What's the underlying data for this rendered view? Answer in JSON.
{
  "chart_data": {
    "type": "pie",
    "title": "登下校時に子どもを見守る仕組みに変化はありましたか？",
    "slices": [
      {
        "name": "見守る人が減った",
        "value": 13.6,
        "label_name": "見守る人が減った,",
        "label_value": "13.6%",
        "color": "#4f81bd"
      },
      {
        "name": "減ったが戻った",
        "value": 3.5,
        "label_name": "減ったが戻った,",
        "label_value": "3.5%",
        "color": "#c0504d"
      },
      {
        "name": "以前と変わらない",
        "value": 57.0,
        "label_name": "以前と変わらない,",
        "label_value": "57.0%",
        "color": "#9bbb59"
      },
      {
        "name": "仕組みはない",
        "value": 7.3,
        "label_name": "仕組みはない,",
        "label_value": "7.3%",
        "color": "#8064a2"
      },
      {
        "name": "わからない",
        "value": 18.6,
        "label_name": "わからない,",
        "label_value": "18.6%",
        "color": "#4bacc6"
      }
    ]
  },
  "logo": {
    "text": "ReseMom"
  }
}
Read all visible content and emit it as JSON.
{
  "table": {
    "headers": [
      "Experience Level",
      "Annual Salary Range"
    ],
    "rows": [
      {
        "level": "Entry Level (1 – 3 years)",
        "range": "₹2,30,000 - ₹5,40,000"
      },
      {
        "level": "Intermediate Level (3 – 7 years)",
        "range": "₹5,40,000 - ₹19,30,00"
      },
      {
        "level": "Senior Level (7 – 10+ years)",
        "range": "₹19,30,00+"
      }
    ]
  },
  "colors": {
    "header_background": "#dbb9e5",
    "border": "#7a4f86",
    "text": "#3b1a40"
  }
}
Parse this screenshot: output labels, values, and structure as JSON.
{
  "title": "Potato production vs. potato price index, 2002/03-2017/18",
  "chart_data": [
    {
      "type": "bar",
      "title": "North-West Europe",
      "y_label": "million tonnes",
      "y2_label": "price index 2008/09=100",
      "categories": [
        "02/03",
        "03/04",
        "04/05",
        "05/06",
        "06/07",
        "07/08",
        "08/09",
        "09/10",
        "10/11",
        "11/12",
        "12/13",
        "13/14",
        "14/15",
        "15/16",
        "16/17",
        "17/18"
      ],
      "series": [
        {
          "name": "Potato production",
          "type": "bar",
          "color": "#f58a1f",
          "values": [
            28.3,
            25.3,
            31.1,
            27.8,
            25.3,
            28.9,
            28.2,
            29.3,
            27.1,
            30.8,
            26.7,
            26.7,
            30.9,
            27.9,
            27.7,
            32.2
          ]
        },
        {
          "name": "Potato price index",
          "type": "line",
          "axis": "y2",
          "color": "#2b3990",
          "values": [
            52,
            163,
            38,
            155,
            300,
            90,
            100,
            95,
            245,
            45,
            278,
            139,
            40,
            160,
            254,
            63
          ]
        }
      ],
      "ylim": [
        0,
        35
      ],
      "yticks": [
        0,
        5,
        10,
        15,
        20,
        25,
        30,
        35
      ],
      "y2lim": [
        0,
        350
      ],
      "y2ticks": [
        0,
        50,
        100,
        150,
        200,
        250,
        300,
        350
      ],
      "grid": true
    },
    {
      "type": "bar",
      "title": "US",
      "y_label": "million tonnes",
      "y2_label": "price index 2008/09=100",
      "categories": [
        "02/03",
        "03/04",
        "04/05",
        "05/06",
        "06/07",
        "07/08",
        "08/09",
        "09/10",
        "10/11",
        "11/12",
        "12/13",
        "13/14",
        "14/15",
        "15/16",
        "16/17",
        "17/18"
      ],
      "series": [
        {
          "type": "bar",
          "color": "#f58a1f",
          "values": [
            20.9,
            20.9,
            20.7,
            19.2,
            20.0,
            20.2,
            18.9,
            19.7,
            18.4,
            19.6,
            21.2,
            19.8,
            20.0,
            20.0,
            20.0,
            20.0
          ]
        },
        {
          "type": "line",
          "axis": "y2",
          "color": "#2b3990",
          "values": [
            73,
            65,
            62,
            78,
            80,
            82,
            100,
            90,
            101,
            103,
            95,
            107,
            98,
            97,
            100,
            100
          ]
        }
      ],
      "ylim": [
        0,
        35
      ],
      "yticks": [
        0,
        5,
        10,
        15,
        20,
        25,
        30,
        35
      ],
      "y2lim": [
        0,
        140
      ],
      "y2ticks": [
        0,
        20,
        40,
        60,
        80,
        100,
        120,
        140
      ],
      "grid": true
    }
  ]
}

++++++++++

_WORK TO BE COMPLETED_
Show every line from the listing above in which the string "production" appears.

_CORRECT OUTPUT_
  "title": "Potato production vs. potato price index, 2002/03-2017/18",
          "name": "Potato production",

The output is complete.